## Data entries

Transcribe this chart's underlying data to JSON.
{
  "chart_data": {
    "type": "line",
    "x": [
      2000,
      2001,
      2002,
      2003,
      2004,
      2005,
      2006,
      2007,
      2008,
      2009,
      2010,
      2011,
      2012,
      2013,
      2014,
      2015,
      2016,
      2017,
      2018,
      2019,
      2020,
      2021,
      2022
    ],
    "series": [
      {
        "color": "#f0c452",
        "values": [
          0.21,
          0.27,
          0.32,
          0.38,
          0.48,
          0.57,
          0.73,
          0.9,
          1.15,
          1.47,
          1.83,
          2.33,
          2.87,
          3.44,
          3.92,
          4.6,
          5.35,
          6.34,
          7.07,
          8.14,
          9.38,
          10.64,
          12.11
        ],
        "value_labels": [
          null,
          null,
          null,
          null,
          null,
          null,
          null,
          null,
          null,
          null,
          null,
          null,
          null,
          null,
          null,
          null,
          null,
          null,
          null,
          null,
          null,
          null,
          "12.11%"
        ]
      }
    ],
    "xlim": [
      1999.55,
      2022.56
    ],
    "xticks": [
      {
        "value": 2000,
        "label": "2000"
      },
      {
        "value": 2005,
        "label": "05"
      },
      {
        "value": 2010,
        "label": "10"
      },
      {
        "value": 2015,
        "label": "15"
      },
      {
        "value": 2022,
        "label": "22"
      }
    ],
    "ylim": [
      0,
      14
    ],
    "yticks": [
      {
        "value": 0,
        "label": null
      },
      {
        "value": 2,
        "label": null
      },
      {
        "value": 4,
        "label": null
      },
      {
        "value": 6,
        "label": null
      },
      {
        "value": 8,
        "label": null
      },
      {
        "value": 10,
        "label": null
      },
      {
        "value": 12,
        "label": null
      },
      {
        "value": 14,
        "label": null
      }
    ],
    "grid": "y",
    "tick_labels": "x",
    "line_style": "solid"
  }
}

## WHAT TO DO
Above are the records; retype them all without a single difference.

## RESPONSE TO THE TASK
Transcribe this chart's underlying data to JSON.
{
  "chart_data": {
    "type": "line",
    "x": [
      2000,
      2001,
      2002,
      2003,
      2004,
      2005,
      2006,
      2007,
      2008,
      2009,
      2010,
      2011,
      2012,
      2013,
      2014,
      2015,
      2016,
      2017,
      2018,
      2019,
      2020,
      2021,
      2022
    ],
    "series": [
      {
        "color": "#f0c452",
        "values": [
          0.21,
          0.27,
          0.32,
          0.38,
          0.48,
          0.57,
          0.73,
          0.9,
          1.15,
          1.47,
          1.83,
          2.33,
          2.87,
          3.44,
          3.92,
          4.6,
          5.35,
          6.34,
          7.07,
          8.14,
          9.38,
          10.64,
          12.11
        ],
        "value_labels": [
          null,
          null,
          null,
          null,
          null,
          null,
          null,
          null,
          null,
          null,
          null,
          null,
          null,
          null,
          null,
          null,
          null,
          null,
          null,
          null,
          null,
          null,
          "12.11%"
        ]
      }
    ],
    "xlim": [
      1999.55,
      2022.56
    ],
    "xticks": [
      {
        "value": 2000,
        "label": "2000"
      },
      {
        "value": 2005,
        "label": "05"
      },
      {
        "value": 2010,
        "label": "10"
      },
      {
        "value": 2015,
        "label": "15"
      },
      {
        "value": 2022,
        "label": "22"
      }
    ],
    "ylim": [
      0,
      14
    ],
    "yticks": [
      {
        "value": 0,
        "label": null
      },
      {
        "value": 2,
        "label": null
      },
      {
        "value": 4,
        "label": null
      },
      {
        "value": 6,
        "label": null
      },
      {
        "value": 8,
        "label": null
      },
      {
        "value": 10,
        "label": null
      },
      {
        "value": 12,
        "label": null
      },
      {
        "value": 14,
        "label": null
      }
    ],
    "grid": "y",
    "tick_labels": "x",
    "line_style": "solid"
  }
}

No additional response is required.